• **Data extracted from a collection**
########################################
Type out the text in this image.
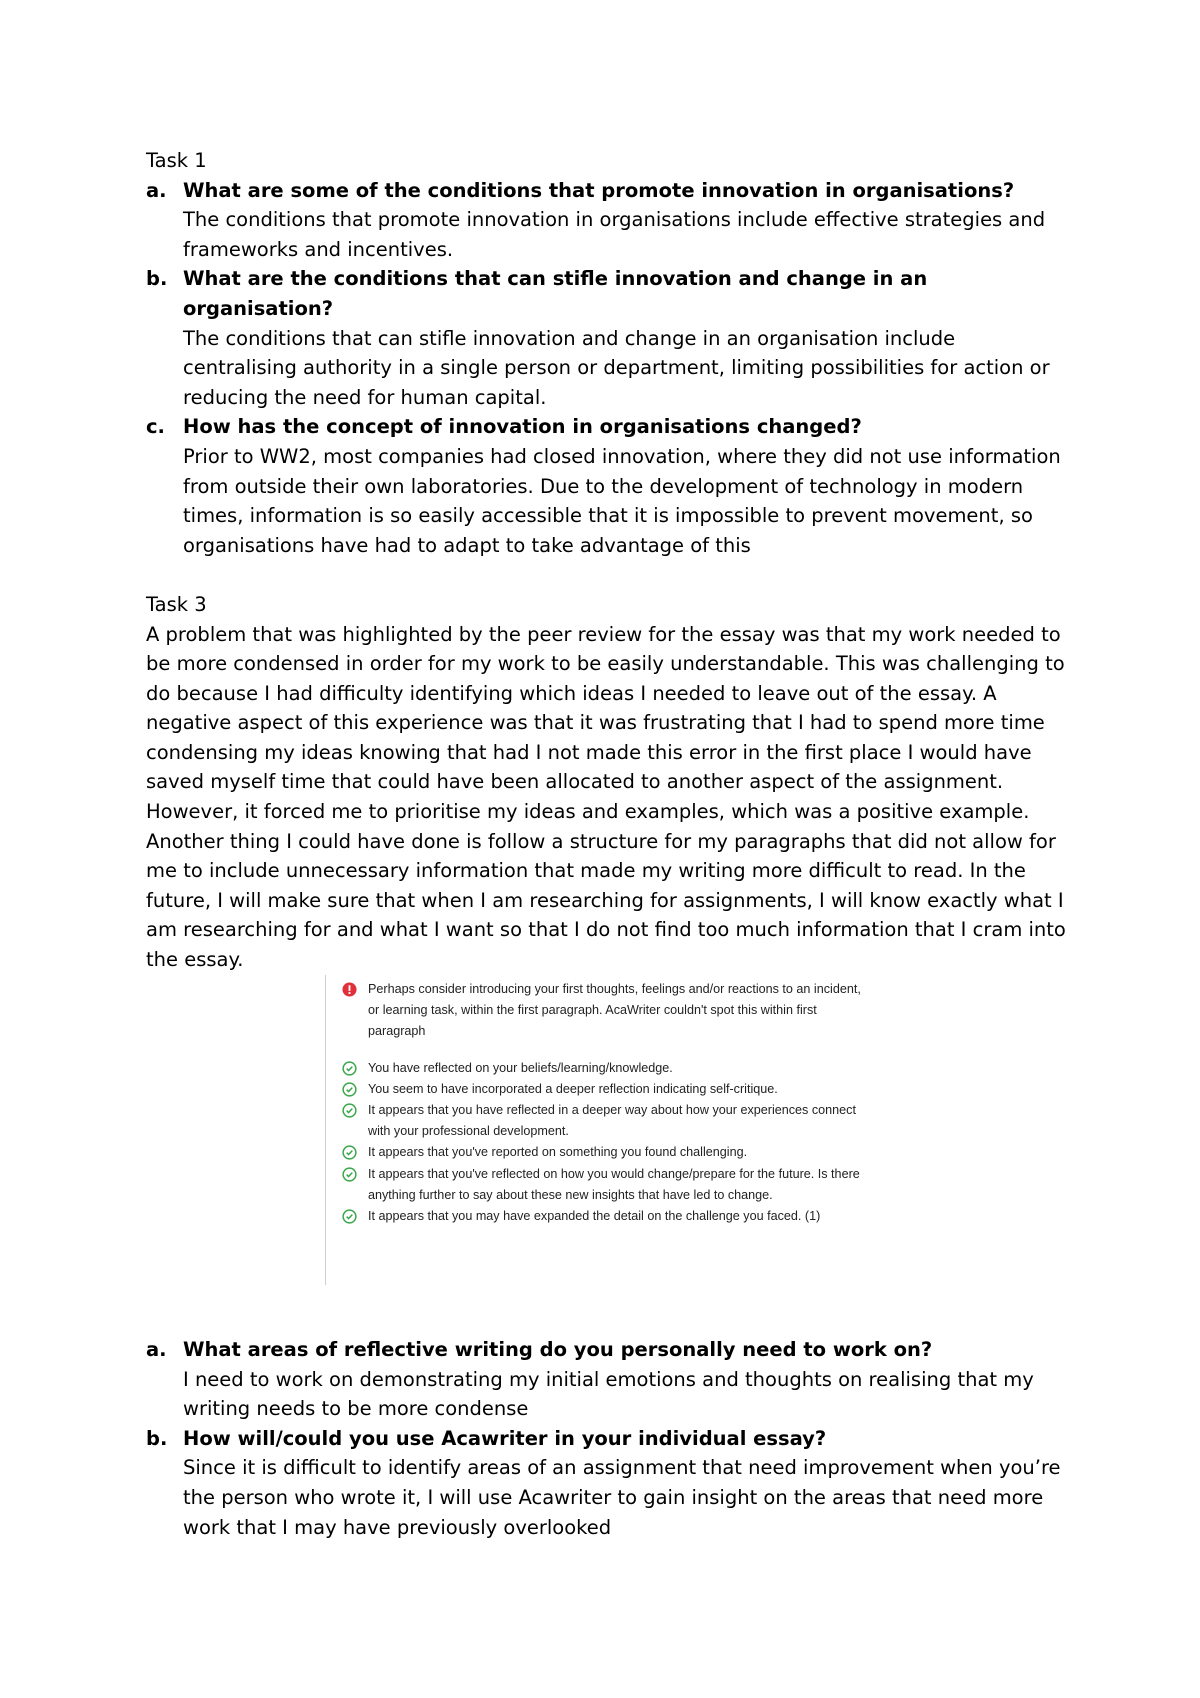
Task 1

a. What are some of the conditions that promote innovation in organisations?
The conditions that promote innovation in organisations include effective strategies and frameworks and incentives.
b. What are the conditions that can stifle innovation and change in an organisation?
The conditions that can stifle innovation and change in an organisation include centralising authority in a single person or department, limiting possibilities for action or reducing the need for human capital.
c. How has the concept of innovation in organisations changed?
Prior to WW2, most companies had closed innovation, where they did not use information from outside their own laboratories. Due to the development of technology in modern times, information is so easily accessible that it is impossible to prevent movement, so organisations have had to adapt to take advantage of this

Task 3

A problem that was highlighted by the peer review for the essay was that my work needed to be more condensed in order for my work to be easily understandable. This was challenging to do because I had difficulty identifying which ideas I needed to leave out of the essay. A negative aspect of this experience was that it was frustrating that I had to spend more time condensing my ideas knowing that had I not made this error in the first place I would have saved myself time that could have been allocated to another aspect of the assignment. However, it forced me to prioritise my ideas and examples, which was a positive example. Another thing I could have done is follow a structure for my paragraphs that did not allow for me to include unnecessary information that made my writing more difficult to read. In the future, I will make sure that when I am researching for assignments, I will know exactly what I am researching for and what I want so that I do not find too much information that I cram into the essay.

Perhaps consider introducing your first thoughts, feelings and/or reactions to an incident, or learning task, within the first paragraph. AcaWriter couldn't spot this within first paragraph
You have reflected on your beliefs/learning/knowledge.
You seem to have incorporated a deeper reflection indicating self-critique.
It appears that you have reflected in a deeper way about how your experiences connect with your professional development.
It appears that you've reported on something you found challenging.
It appears that you've reflected on how you would change/prepare for the future. Is there anything further to say about these new insights that have led to change.
It appears that you may have expanded the detail on the challenge you faced. (1)
a. What areas of reflective writing do you personally need to work on?
I need to work on demonstrating my initial emotions and thoughts on realising that my writing needs to be more condense
b. How will/could you use Acawriter in your individual essay?
Since it is difficult to identify areas of an assignment that need improvement when you’re the person who wrote it, I will use Acawriter to gain insight on the areas that need more work that I may have previously overlooked
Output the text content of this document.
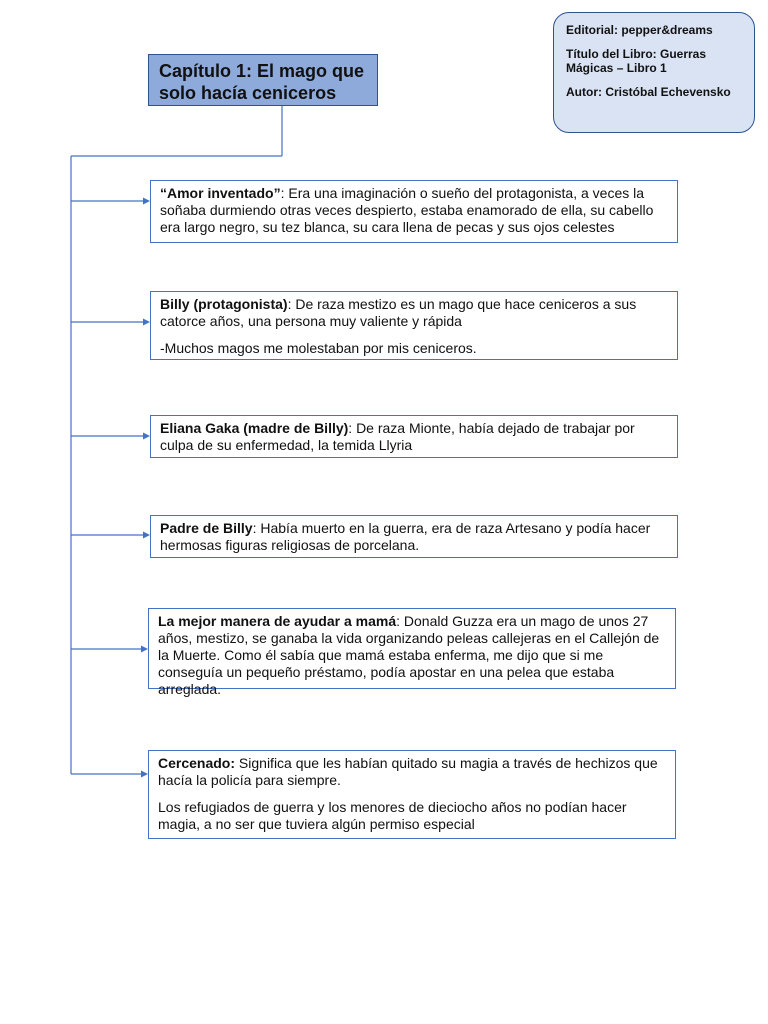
Capítulo 1: El mago que solo hacía ceniceros

Editorial: pepper&dreams

Título del Libro: Guerras Mágicas – Libro 1

Autor: Cristóbal Echevensko

“Amor inventado”: Era una imaginación o sueño del protagonista, a veces la soñaba durmiendo otras veces despierto, estaba enamorado de ella, su cabello era largo negro, su tez blanca, su cara llena de pecas y sus ojos celestes

Billy (protagonista): De raza mestizo es un mago que hace ceniceros a sus catorce años, una persona muy valiente y rápida

-Muchos magos me molestaban por mis ceniceros.

Eliana Gaka (madre de Billy): De raza Mionte, había dejado de trabajar por culpa de su enfermedad, la temida Llyria

Padre de Billy: Había muerto en la guerra, era de raza Artesano y podía hacer hermosas figuras religiosas de porcelana.

La mejor manera de ayudar a mamá: Donald Guzza era un mago de unos 27 años, mestizo, se ganaba la vida organizando peleas callejeras en el Callejón de la Muerte. Como él sabía que mamá estaba enferma, me dijo que si me conseguía un pequeño préstamo, podía apostar en una pelea que estaba arreglada.

Cercenado: Significa que les habían quitado su magia a través de hechizos que hacía la policía para siempre.

Los refugiados de guerra y los menores de dieciocho años no podían hacer magia, a no ser que tuviera algún permiso especial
########################################
• **Given instruction**
Track down every line of the material containing the string "about", and copy it.

• **Written response**
It appears that you have reflected in a deeper way about how your experiences connect with your professional development.
It appears that you've reflected on how you would change/prepare for the future. Is there anything further to say about these new insights that have led to change.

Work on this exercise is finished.